**Written task**
Keep the pictures out of the copy and repeat the records exactly.

Start

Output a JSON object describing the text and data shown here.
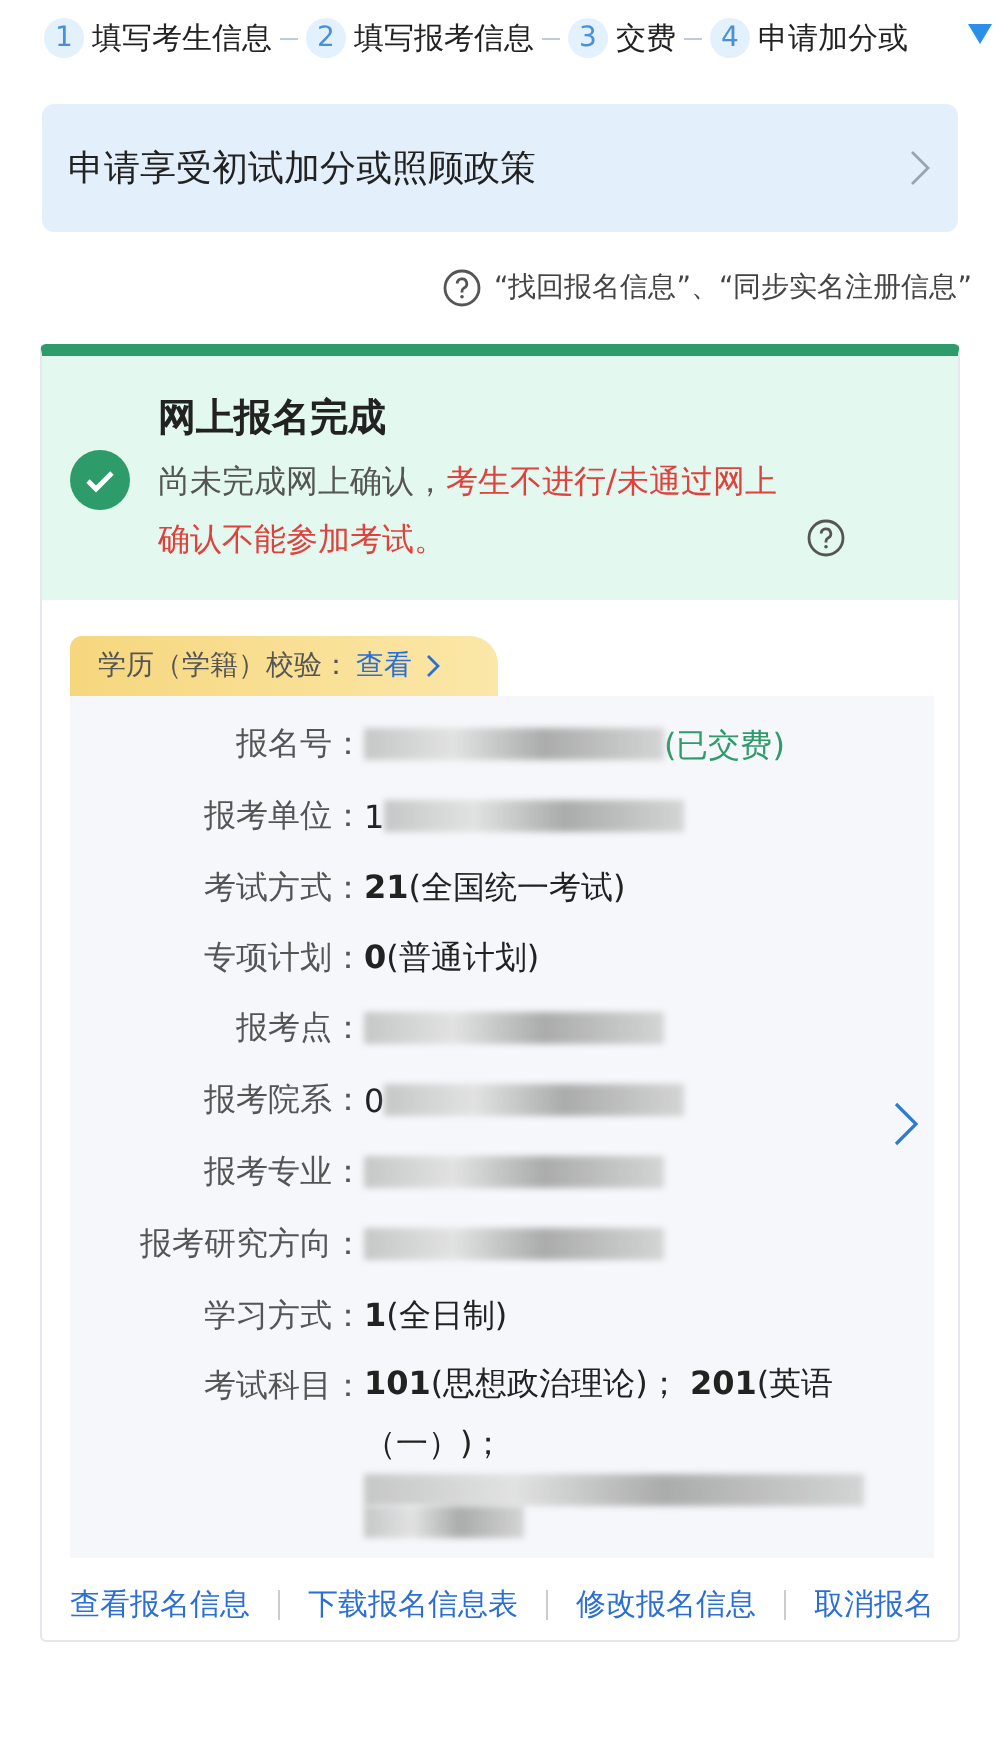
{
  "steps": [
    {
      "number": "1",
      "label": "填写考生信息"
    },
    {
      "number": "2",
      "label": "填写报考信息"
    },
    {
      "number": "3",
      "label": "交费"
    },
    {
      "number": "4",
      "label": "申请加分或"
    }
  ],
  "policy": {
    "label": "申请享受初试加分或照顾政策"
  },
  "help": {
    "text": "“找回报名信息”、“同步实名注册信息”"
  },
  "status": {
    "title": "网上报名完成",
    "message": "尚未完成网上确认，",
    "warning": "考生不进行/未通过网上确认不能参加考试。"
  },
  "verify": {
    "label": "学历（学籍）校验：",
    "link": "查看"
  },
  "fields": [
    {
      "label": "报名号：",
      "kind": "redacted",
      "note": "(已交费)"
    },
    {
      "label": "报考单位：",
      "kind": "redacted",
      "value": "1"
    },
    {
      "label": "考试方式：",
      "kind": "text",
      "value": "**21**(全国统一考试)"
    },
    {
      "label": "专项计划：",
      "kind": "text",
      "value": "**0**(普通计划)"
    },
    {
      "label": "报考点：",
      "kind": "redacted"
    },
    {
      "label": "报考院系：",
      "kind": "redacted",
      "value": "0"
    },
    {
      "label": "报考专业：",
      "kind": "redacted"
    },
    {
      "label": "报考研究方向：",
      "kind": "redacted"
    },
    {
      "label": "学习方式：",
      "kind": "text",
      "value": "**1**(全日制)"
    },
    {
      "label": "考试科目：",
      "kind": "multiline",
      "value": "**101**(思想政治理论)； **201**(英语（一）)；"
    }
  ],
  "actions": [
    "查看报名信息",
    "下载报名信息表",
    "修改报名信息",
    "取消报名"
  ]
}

End

**Exercise solution**
Output a JSON object describing the text and data shown here.
{
  "steps": [
    {
      "number": "1",
      "label": "填写考生信息"
    },
    {
      "number": "2",
      "label": "填写报考信息"
    },
    {
      "number": "3",
      "label": "交费"
    },
    {
      "number": "4",
      "label": "申请加分或"
    }
  ],
  "policy": {
    "label": "申请享受初试加分或照顾政策"
  },
  "help": {
    "text": "“找回报名信息”、“同步实名注册信息”"
  },
  "status": {
    "title": "网上报名完成",
    "message": "尚未完成网上确认，",
    "warning": "考生不进行/未通过网上确认不能参加考试。"
  },
  "verify": {
    "label": "学历（学籍）校验：",
    "link": "查看"
  },
  "fields": [
    {
      "label": "报名号：",
      "kind": "redacted",
      "note": "(已交费)"
    },
    {
      "label": "报考单位：",
      "kind": "redacted",
      "value": "1"
    },
    {
      "label": "考试方式：",
      "kind": "text",
      "value": "**21**(全国统一考试)"
    },
    {
      "label": "专项计划：",
      "kind": "text",
      "value": "**0**(普通计划)"
    },
    {
      "label": "报考点：",
      "kind": "redacted"
    },
    {
      "label": "报考院系：",
      "kind": "redacted",
      "value": "0"
    },
    {
      "label": "报考专业：",
      "kind": "redacted"
    },
    {
      "label": "报考研究方向：",
      "kind": "redacted"
    },
    {
      "label": "学习方式：",
      "kind": "text",
      "value": "**1**(全日制)"
    },
    {
      "label": "考试科目：",
      "kind": "multiline",
      "value": "**101**(思想政治理论)； **201**(英语（一）)；"
    }
  ],
  "actions": [
    "查看报名信息",
    "下载报名信息表",
    "修改报名信息",
    "取消报名"
  ]
}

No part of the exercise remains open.